* **WHAT YOU WILL DO**:
Reproduce all of the data exactly.

* **TASK DATA**:
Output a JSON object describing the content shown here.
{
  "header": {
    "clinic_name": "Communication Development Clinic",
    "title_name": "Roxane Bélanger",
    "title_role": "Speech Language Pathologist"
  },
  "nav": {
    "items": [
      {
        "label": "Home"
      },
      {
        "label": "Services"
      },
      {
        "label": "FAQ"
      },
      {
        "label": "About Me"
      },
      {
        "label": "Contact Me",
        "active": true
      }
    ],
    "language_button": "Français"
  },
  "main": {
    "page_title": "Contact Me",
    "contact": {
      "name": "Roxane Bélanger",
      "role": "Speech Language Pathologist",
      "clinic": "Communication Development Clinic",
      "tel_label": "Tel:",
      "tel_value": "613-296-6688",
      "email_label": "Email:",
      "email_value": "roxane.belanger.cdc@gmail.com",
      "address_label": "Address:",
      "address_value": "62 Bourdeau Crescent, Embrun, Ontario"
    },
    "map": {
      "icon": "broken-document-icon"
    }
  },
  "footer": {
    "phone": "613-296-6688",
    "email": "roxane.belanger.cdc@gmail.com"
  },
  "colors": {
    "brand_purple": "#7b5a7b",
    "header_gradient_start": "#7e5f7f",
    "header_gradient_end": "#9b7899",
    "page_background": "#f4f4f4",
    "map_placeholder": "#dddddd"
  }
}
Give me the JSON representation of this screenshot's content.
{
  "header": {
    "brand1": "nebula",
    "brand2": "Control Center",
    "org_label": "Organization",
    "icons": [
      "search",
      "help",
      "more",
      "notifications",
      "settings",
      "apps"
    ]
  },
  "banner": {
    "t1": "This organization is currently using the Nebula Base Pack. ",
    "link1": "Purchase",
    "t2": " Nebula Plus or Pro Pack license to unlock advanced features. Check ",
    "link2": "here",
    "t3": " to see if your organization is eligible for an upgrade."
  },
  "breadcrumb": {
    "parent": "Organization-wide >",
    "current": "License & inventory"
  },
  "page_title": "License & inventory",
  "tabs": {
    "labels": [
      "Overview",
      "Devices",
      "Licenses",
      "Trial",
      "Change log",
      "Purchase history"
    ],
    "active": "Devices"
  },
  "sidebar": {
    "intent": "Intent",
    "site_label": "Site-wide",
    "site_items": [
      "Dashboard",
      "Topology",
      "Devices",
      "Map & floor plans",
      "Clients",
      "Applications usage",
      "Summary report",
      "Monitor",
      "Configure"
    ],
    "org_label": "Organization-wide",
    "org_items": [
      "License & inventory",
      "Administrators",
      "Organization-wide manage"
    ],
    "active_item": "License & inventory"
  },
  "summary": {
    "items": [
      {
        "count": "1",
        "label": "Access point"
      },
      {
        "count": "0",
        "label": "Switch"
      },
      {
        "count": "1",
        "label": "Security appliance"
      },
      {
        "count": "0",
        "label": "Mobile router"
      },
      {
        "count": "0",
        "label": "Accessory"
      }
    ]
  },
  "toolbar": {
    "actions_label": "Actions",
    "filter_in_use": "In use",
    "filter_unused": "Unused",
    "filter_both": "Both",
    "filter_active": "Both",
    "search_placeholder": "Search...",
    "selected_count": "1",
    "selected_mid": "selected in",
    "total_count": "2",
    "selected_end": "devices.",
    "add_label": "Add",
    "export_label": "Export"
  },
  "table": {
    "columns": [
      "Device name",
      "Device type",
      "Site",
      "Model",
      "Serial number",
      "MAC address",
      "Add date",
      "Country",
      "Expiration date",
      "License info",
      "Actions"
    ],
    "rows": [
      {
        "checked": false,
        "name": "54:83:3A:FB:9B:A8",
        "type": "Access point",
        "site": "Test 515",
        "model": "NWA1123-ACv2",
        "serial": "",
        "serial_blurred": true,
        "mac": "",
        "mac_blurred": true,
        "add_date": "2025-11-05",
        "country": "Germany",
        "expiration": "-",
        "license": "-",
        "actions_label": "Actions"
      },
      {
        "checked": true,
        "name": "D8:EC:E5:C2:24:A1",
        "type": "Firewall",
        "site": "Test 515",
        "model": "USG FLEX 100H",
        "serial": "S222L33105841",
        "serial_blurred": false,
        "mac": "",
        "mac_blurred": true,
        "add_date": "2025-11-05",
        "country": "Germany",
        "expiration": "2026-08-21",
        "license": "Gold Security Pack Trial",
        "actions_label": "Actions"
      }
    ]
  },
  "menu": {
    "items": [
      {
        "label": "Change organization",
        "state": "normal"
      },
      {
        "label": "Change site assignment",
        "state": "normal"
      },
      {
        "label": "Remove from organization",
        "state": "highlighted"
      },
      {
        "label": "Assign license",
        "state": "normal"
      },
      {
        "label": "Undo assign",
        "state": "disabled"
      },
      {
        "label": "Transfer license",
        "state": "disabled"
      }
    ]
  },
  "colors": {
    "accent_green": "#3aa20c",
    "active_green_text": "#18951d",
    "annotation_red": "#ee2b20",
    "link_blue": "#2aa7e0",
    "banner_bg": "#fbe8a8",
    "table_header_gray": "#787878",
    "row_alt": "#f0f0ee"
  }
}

* **RESPONSE TO THIS EXERCISE**:
Output a JSON object describing the content shown here.
{
  "header": {
    "clinic_name": "Communication Development Clinic",
    "title_name": "Roxane Bélanger",
    "title_role": "Speech Language Pathologist"
  },
  "nav": {
    "items": [
      {
        "label": "Home"
      },
      {
        "label": "Services"
      },
      {
        "label": "FAQ"
      },
      {
        "label": "About Me"
      },
      {
        "label": "Contact Me",
        "active": true
      }
    ],
    "language_button": "Français"
  },
  "main": {
    "page_title": "Contact Me",
    "contact": {
      "name": "Roxane Bélanger",
      "role": "Speech Language Pathologist",
      "clinic": "Communication Development Clinic",
      "tel_label": "Tel:",
      "tel_value": "613-296-6688",
      "email_label": "Email:",
      "email_value": "roxane.belanger.cdc@gmail.com",
      "address_label": "Address:",
      "address_value": "62 Bourdeau Crescent, Embrun, Ontario"
    },
    "map": {
      "icon": "broken-document-icon"
    }
  },
  "footer": {
    "phone": "613-296-6688",
    "email": "roxane.belanger.cdc@gmail.com"
  },
  "colors": {
    "brand_purple": "#7b5a7b",
    "header_gradient_start": "#7e5f7f",
    "header_gradient_end": "#9b7899",
    "page_background": "#f4f4f4",
    "map_placeholder": "#dddddd"
  }
}
Give me the JSON representation of this screenshot's content.
{
  "header": {
    "brand1": "nebula",
    "brand2": "Control Center",
    "org_label": "Organization",
    "icons": [
      "search",
      "help",
      "more",
      "notifications",
      "settings",
      "apps"
    ]
  },
  "banner": {
    "t1": "This organization is currently using the Nebula Base Pack. ",
    "link1": "Purchase",
    "t2": " Nebula Plus or Pro Pack license to unlock advanced features. Check ",
    "link2": "here",
    "t3": " to see if your organization is eligible for an upgrade."
  },
  "breadcrumb": {
    "parent": "Organization-wide >",
    "current": "License & inventory"
  },
  "page_title": "License & inventory",
  "tabs": {
    "labels": [
      "Overview",
      "Devices",
      "Licenses",
      "Trial",
      "Change log",
      "Purchase history"
    ],
    "active": "Devices"
  },
  "sidebar": {
    "intent": "Intent",
    "site_label": "Site-wide",
    "site_items": [
      "Dashboard",
      "Topology",
      "Devices",
      "Map & floor plans",
      "Clients",
      "Applications usage",
      "Summary report",
      "Monitor",
      "Configure"
    ],
    "org_label": "Organization-wide",
    "org_items": [
      "License & inventory",
      "Administrators",
      "Organization-wide manage"
    ],
    "active_item": "License & inventory"
  },
  "summary": {
    "items": [
      {
        "count": "1",
        "label": "Access point"
      },
      {
        "count": "0",
        "label": "Switch"
      },
      {
        "count": "1",
        "label": "Security appliance"
      },
      {
        "count": "0",
        "label": "Mobile router"
      },
      {
        "count": "0",
        "label": "Accessory"
      }
    ]
  },
  "toolbar": {
    "actions_label": "Actions",
    "filter_in_use": "In use",
    "filter_unused": "Unused",
    "filter_both": "Both",
    "filter_active": "Both",
    "search_placeholder": "Search...",
    "selected_count": "1",
    "selected_mid": "selected in",
    "total_count": "2",
    "selected_end": "devices.",
    "add_label": "Add",
    "export_label": "Export"
  },
  "table": {
    "columns": [
      "Device name",
      "Device type",
      "Site",
      "Model",
      "Serial number",
      "MAC address",
      "Add date",
      "Country",
      "Expiration date",
      "License info",
      "Actions"
    ],
    "rows": [
      {
        "checked": false,
        "name": "54:83:3A:FB:9B:A8",
        "type": "Access point",
        "site": "Test 515",
        "model": "NWA1123-ACv2",
        "serial": "",
        "serial_blurred": true,
        "mac": "",
        "mac_blurred": true,
        "add_date": "2025-11-05",
        "country": "Germany",
        "expiration": "-",
        "license": "-",
        "actions_label": "Actions"
      },
      {
        "checked": true,
        "name": "D8:EC:E5:C2:24:A1",
        "type": "Firewall",
        "site": "Test 515",
        "model": "USG FLEX 100H",
        "serial": "S222L33105841",
        "serial_blurred": false,
        "mac": "",
        "mac_blurred": true,
        "add_date": "2025-11-05",
        "country": "Germany",
        "expiration": "2026-08-21",
        "license": "Gold Security Pack Trial",
        "actions_label": "Actions"
      }
    ]
  },
  "menu": {
    "items": [
      {
        "label": "Change organization",
        "state": "normal"
      },
      {
        "label": "Change site assignment",
        "state": "normal"
      },
      {
        "label": "Remove from organization",
        "state": "highlighted"
      },
      {
        "label": "Assign license",
        "state": "normal"
      },
      {
        "label": "Undo assign",
        "state": "disabled"
      },
      {
        "label": "Transfer license",
        "state": "disabled"
      }
    ]
  },
  "colors": {
    "accent_green": "#3aa20c",
    "active_green_text": "#18951d",
    "annotation_red": "#ee2b20",
    "link_blue": "#2aa7e0",
    "banner_bg": "#fbe8a8",
    "table_header_gray": "#787878",
    "row_alt": "#f0f0ee"
  }
}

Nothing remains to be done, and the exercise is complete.